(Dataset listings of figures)
▬▬▬

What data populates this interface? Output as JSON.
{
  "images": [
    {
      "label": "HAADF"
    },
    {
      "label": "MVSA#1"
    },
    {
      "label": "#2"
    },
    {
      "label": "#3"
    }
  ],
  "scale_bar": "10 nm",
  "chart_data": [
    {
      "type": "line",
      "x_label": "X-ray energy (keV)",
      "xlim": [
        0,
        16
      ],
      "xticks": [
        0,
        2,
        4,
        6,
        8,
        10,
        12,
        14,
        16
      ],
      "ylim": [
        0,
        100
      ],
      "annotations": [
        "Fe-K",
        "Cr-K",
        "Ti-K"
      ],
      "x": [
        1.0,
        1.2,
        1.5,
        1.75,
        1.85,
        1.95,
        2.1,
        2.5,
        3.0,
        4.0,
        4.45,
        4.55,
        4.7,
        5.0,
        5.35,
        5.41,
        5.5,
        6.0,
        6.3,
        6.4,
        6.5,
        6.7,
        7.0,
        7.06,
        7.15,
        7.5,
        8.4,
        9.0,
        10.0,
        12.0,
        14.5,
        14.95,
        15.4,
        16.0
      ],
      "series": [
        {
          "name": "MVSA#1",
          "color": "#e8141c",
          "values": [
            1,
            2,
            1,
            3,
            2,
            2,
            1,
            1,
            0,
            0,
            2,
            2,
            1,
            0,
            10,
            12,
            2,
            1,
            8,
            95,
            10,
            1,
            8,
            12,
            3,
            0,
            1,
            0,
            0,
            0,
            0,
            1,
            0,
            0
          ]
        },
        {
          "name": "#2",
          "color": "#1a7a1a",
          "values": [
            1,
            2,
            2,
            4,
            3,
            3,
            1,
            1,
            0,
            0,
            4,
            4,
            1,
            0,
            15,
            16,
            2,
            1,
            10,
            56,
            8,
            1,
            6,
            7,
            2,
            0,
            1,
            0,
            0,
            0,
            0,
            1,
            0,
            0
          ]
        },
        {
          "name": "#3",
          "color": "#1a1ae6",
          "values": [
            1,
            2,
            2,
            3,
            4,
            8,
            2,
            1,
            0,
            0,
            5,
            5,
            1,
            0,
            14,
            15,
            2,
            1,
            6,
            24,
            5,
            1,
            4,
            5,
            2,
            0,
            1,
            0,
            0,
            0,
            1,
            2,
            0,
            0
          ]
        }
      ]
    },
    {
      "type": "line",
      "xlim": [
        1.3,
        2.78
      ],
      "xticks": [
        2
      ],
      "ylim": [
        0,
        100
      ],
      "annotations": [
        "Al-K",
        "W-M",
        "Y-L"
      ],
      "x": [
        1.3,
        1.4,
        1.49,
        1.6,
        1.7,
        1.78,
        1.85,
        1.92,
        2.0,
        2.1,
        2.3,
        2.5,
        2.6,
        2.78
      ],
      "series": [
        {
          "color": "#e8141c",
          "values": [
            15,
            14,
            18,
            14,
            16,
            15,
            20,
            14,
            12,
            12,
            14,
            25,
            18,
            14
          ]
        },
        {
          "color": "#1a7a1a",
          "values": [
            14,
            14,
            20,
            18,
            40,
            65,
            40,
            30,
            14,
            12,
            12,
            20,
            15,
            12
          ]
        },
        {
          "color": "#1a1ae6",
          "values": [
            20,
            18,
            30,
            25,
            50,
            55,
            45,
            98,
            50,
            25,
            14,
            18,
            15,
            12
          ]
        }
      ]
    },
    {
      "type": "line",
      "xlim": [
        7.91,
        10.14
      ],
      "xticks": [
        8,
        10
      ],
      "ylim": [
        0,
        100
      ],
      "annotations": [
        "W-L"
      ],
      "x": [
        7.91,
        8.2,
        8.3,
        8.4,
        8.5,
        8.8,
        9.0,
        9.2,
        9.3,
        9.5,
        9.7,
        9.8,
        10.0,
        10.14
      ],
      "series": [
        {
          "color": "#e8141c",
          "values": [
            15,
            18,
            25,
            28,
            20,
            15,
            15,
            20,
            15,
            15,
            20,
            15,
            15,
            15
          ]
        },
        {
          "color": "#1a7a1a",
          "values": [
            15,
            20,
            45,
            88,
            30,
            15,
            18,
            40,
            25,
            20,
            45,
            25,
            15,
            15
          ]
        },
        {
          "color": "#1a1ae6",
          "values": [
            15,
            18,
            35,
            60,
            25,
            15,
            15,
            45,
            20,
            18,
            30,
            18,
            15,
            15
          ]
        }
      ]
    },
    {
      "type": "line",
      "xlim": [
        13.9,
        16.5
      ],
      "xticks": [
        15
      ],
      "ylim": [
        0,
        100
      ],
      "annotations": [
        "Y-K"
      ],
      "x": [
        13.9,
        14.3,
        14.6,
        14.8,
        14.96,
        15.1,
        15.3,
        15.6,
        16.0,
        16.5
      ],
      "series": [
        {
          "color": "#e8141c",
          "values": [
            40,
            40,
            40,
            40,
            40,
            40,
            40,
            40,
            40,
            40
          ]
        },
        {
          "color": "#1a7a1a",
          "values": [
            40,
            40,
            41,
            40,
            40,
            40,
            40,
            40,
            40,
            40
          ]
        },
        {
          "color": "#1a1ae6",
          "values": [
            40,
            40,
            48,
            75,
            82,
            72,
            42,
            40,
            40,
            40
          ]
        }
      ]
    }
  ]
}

▬▬▬

◆ Exercise goal ◆
Reproduce the material above, every line of it, exactly.

◆ Response below ◆
What data populates this interface? Output as JSON.
{
  "images": [
    {
      "label": "HAADF"
    },
    {
      "label": "MVSA#1"
    },
    {
      "label": "#2"
    },
    {
      "label": "#3"
    }
  ],
  "scale_bar": "10 nm",
  "chart_data": [
    {
      "type": "line",
      "x_label": "X-ray energy (keV)",
      "xlim": [
        0,
        16
      ],
      "xticks": [
        0,
        2,
        4,
        6,
        8,
        10,
        12,
        14,
        16
      ],
      "ylim": [
        0,
        100
      ],
      "annotations": [
        "Fe-K",
        "Cr-K",
        "Ti-K"
      ],
      "x": [
        1.0,
        1.2,
        1.5,
        1.75,
        1.85,
        1.95,
        2.1,
        2.5,
        3.0,
        4.0,
        4.45,
        4.55,
        4.7,
        5.0,
        5.35,
        5.41,
        5.5,
        6.0,
        6.3,
        6.4,
        6.5,
        6.7,
        7.0,
        7.06,
        7.15,
        7.5,
        8.4,
        9.0,
        10.0,
        12.0,
        14.5,
        14.95,
        15.4,
        16.0
      ],
      "series": [
        {
          "name": "MVSA#1",
          "color": "#e8141c",
          "values": [
            1,
            2,
            1,
            3,
            2,
            2,
            1,
            1,
            0,
            0,
            2,
            2,
            1,
            0,
            10,
            12,
            2,
            1,
            8,
            95,
            10,
            1,
            8,
            12,
            3,
            0,
            1,
            0,
            0,
            0,
            0,
            1,
            0,
            0
          ]
        },
        {
          "name": "#2",
          "color": "#1a7a1a",
          "values": [
            1,
            2,
            2,
            4,
            3,
            3,
            1,
            1,
            0,
            0,
            4,
            4,
            1,
            0,
            15,
            16,
            2,
            1,
            10,
            56,
            8,
            1,
            6,
            7,
            2,
            0,
            1,
            0,
            0,
            0,
            0,
            1,
            0,
            0
          ]
        },
        {
          "name": "#3",
          "color": "#1a1ae6",
          "values": [
            1,
            2,
            2,
            3,
            4,
            8,
            2,
            1,
            0,
            0,
            5,
            5,
            1,
            0,
            14,
            15,
            2,
            1,
            6,
            24,
            5,
            1,
            4,
            5,
            2,
            0,
            1,
            0,
            0,
            0,
            1,
            2,
            0,
            0
          ]
        }
      ]
    },
    {
      "type": "line",
      "xlim": [
        1.3,
        2.78
      ],
      "xticks": [
        2
      ],
      "ylim": [
        0,
        100
      ],
      "annotations": [
        "Al-K",
        "W-M",
        "Y-L"
      ],
      "x": [
        1.3,
        1.4,
        1.49,
        1.6,
        1.7,
        1.78,
        1.85,
        1.92,
        2.0,
        2.1,
        2.3,
        2.5,
        2.6,
        2.78
      ],
      "series": [
        {
          "color": "#e8141c",
          "values": [
            15,
            14,
            18,
            14,
            16,
            15,
            20,
            14,
            12,
            12,
            14,
            25,
            18,
            14
          ]
        },
        {
          "color": "#1a7a1a",
          "values": [
            14,
            14,
            20,
            18,
            40,
            65,
            40,
            30,
            14,
            12,
            12,
            20,
            15,
            12
          ]
        },
        {
          "color": "#1a1ae6",
          "values": [
            20,
            18,
            30,
            25,
            50,
            55,
            45,
            98,
            50,
            25,
            14,
            18,
            15,
            12
          ]
        }
      ]
    },
    {
      "type": "line",
      "xlim": [
        7.91,
        10.14
      ],
      "xticks": [
        8,
        10
      ],
      "ylim": [
        0,
        100
      ],
      "annotations": [
        "W-L"
      ],
      "x": [
        7.91,
        8.2,
        8.3,
        8.4,
        8.5,
        8.8,
        9.0,
        9.2,
        9.3,
        9.5,
        9.7,
        9.8,
        10.0,
        10.14
      ],
      "series": [
        {
          "color": "#e8141c",
          "values": [
            15,
            18,
            25,
            28,
            20,
            15,
            15,
            20,
            15,
            15,
            20,
            15,
            15,
            15
          ]
        },
        {
          "color": "#1a7a1a",
          "values": [
            15,
            20,
            45,
            88,
            30,
            15,
            18,
            40,
            25,
            20,
            45,
            25,
            15,
            15
          ]
        },
        {
          "color": "#1a1ae6",
          "values": [
            15,
            18,
            35,
            60,
            25,
            15,
            15,
            45,
            20,
            18,
            30,
            18,
            15,
            15
          ]
        }
      ]
    },
    {
      "type": "line",
      "xlim": [
        13.9,
        16.5
      ],
      "xticks": [
        15
      ],
      "ylim": [
        0,
        100
      ],
      "annotations": [
        "Y-K"
      ],
      "x": [
        13.9,
        14.3,
        14.6,
        14.8,
        14.96,
        15.1,
        15.3,
        15.6,
        16.0,
        16.5
      ],
      "series": [
        {
          "color": "#e8141c",
          "values": [
            40,
            40,
            40,
            40,
            40,
            40,
            40,
            40,
            40,
            40
          ]
        },
        {
          "color": "#1a7a1a",
          "values": [
            40,
            40,
            41,
            40,
            40,
            40,
            40,
            40,
            40,
            40
          ]
        },
        {
          "color": "#1a1ae6",
          "values": [
            40,
            40,
            48,
            75,
            82,
            72,
            42,
            40,
            40,
            40
          ]
        }
      ]
    }
  ]
}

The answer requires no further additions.